TASK STATEMENT: Copy every entry precisely.

Stored dataset items:
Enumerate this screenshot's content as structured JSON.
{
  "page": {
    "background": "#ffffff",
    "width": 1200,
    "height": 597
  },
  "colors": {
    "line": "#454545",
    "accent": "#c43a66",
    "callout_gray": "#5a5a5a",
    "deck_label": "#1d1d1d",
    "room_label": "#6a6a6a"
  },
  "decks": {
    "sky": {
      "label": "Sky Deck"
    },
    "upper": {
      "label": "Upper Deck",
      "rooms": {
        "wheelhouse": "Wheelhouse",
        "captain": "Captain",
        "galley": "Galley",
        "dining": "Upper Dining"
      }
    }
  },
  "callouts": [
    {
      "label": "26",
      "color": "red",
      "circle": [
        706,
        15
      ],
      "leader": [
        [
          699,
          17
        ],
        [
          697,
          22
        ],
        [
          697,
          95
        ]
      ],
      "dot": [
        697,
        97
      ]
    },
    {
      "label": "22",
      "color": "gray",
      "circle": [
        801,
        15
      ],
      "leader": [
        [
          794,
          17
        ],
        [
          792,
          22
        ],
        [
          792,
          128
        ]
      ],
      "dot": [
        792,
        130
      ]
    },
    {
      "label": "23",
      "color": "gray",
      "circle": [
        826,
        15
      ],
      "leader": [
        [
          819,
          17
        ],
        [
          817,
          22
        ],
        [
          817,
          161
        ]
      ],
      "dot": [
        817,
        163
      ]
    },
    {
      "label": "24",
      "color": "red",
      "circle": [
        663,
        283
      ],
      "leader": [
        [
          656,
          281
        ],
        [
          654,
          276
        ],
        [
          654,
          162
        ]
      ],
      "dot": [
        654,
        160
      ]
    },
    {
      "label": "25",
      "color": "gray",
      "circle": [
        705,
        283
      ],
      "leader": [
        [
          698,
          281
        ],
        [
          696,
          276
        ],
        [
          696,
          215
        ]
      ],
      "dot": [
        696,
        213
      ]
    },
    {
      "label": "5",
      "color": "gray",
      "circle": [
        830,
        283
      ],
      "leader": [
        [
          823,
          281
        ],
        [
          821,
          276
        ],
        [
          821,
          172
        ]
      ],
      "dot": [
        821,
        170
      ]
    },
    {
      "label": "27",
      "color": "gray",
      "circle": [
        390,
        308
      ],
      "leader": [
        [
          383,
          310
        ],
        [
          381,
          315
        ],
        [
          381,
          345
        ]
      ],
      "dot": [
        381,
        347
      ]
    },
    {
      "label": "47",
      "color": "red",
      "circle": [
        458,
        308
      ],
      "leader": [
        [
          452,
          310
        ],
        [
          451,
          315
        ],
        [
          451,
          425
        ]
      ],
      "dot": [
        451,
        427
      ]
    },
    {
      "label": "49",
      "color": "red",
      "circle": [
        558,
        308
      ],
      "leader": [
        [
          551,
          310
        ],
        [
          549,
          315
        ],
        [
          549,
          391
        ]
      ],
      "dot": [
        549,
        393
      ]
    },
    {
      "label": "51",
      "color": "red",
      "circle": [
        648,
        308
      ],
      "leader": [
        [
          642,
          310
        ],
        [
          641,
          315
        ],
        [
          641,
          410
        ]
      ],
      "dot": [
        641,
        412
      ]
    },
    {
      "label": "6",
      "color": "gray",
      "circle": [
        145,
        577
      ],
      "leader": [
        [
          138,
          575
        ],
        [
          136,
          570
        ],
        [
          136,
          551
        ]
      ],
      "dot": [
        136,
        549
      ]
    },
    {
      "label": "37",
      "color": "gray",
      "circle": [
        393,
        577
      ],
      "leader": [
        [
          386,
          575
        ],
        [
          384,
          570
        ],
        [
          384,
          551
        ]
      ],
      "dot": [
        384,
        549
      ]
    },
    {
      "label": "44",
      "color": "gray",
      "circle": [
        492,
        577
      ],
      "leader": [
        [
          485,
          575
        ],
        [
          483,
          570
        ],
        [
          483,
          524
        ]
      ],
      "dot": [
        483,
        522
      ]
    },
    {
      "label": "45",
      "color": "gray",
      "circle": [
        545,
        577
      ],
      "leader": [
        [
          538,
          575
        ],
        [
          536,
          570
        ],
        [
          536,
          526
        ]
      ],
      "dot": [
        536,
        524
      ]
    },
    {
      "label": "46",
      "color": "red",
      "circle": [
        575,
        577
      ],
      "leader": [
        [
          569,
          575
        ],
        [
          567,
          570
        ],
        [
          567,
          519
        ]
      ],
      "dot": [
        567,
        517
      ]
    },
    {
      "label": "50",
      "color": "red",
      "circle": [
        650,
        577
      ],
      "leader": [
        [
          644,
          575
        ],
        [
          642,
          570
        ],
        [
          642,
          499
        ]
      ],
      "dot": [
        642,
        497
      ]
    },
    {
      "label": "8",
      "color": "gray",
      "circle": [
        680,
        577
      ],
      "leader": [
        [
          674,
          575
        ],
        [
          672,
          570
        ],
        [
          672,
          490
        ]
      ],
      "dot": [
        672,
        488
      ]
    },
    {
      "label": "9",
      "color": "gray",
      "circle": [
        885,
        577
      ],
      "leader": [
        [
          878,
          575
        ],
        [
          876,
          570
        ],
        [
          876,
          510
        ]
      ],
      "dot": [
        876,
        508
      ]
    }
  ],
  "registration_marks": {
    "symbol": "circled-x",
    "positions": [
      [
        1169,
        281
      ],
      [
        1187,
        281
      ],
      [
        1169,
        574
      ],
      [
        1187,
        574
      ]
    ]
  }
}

TASK RESULT:
Enumerate this screenshot's content as structured JSON.
{
  "page": {
    "background": "#ffffff",
    "width": 1200,
    "height": 597
  },
  "colors": {
    "line": "#454545",
    "accent": "#c43a66",
    "callout_gray": "#5a5a5a",
    "deck_label": "#1d1d1d",
    "room_label": "#6a6a6a"
  },
  "decks": {
    "sky": {
      "label": "Sky Deck"
    },
    "upper": {
      "label": "Upper Deck",
      "rooms": {
        "wheelhouse": "Wheelhouse",
        "captain": "Captain",
        "galley": "Galley",
        "dining": "Upper Dining"
      }
    }
  },
  "callouts": [
    {
      "label": "26",
      "color": "red",
      "circle": [
        706,
        15
      ],
      "leader": [
        [
          699,
          17
        ],
        [
          697,
          22
        ],
        [
          697,
          95
        ]
      ],
      "dot": [
        697,
        97
      ]
    },
    {
      "label": "22",
      "color": "gray",
      "circle": [
        801,
        15
      ],
      "leader": [
        [
          794,
          17
        ],
        [
          792,
          22
        ],
        [
          792,
          128
        ]
      ],
      "dot": [
        792,
        130
      ]
    },
    {
      "label": "23",
      "color": "gray",
      "circle": [
        826,
        15
      ],
      "leader": [
        [
          819,
          17
        ],
        [
          817,
          22
        ],
        [
          817,
          161
        ]
      ],
      "dot": [
        817,
        163
      ]
    },
    {
      "label": "24",
      "color": "red",
      "circle": [
        663,
        283
      ],
      "leader": [
        [
          656,
          281
        ],
        [
          654,
          276
        ],
        [
          654,
          162
        ]
      ],
      "dot": [
        654,
        160
      ]
    },
    {
      "label": "25",
      "color": "gray",
      "circle": [
        705,
        283
      ],
      "leader": [
        [
          698,
          281
        ],
        [
          696,
          276
        ],
        [
          696,
          215
        ]
      ],
      "dot": [
        696,
        213
      ]
    },
    {
      "label": "5",
      "color": "gray",
      "circle": [
        830,
        283
      ],
      "leader": [
        [
          823,
          281
        ],
        [
          821,
          276
        ],
        [
          821,
          172
        ]
      ],
      "dot": [
        821,
        170
      ]
    },
    {
      "label": "27",
      "color": "gray",
      "circle": [
        390,
        308
      ],
      "leader": [
        [
          383,
          310
        ],
        [
          381,
          315
        ],
        [
          381,
          345
        ]
      ],
      "dot": [
        381,
        347
      ]
    },
    {
      "label": "47",
      "color": "red",
      "circle": [
        458,
        308
      ],
      "leader": [
        [
          452,
          310
        ],
        [
          451,
          315
        ],
        [
          451,
          425
        ]
      ],
      "dot": [
        451,
        427
      ]
    },
    {
      "label": "49",
      "color": "red",
      "circle": [
        558,
        308
      ],
      "leader": [
        [
          551,
          310
        ],
        [
          549,
          315
        ],
        [
          549,
          391
        ]
      ],
      "dot": [
        549,
        393
      ]
    },
    {
      "label": "51",
      "color": "red",
      "circle": [
        648,
        308
      ],
      "leader": [
        [
          642,
          310
        ],
        [
          641,
          315
        ],
        [
          641,
          410
        ]
      ],
      "dot": [
        641,
        412
      ]
    },
    {
      "label": "6",
      "color": "gray",
      "circle": [
        145,
        577
      ],
      "leader": [
        [
          138,
          575
        ],
        [
          136,
          570
        ],
        [
          136,
          551
        ]
      ],
      "dot": [
        136,
        549
      ]
    },
    {
      "label": "37",
      "color": "gray",
      "circle": [
        393,
        577
      ],
      "leader": [
        [
          386,
          575
        ],
        [
          384,
          570
        ],
        [
          384,
          551
        ]
      ],
      "dot": [
        384,
        549
      ]
    },
    {
      "label": "44",
      "color": "gray",
      "circle": [
        492,
        577
      ],
      "leader": [
        [
          485,
          575
        ],
        [
          483,
          570
        ],
        [
          483,
          524
        ]
      ],
      "dot": [
        483,
        522
      ]
    },
    {
      "label": "45",
      "color": "gray",
      "circle": [
        545,
        577
      ],
      "leader": [
        [
          538,
          575
        ],
        [
          536,
          570
        ],
        [
          536,
          526
        ]
      ],
      "dot": [
        536,
        524
      ]
    },
    {
      "label": "46",
      "color": "red",
      "circle": [
        575,
        577
      ],
      "leader": [
        [
          569,
          575
        ],
        [
          567,
          570
        ],
        [
          567,
          519
        ]
      ],
      "dot": [
        567,
        517
      ]
    },
    {
      "label": "50",
      "color": "red",
      "circle": [
        650,
        577
      ],
      "leader": [
        [
          644,
          575
        ],
        [
          642,
          570
        ],
        [
          642,
          499
        ]
      ],
      "dot": [
        642,
        497
      ]
    },
    {
      "label": "8",
      "color": "gray",
      "circle": [
        680,
        577
      ],
      "leader": [
        [
          674,
          575
        ],
        [
          672,
          570
        ],
        [
          672,
          490
        ]
      ],
      "dot": [
        672,
        488
      ]
    },
    {
      "label": "9",
      "color": "gray",
      "circle": [
        885,
        577
      ],
      "leader": [
        [
          878,
          575
        ],
        [
          876,
          570
        ],
        [
          876,
          510
        ]
      ],
      "dot": [
        876,
        508
      ]
    }
  ],
  "registration_marks": {
    "symbol": "circled-x",
    "positions": [
      [
        1169,
        281
      ],
      [
        1187,
        281
      ],
      [
        1169,
        574
      ],
      [
        1187,
        574
      ]
    ]
  }
}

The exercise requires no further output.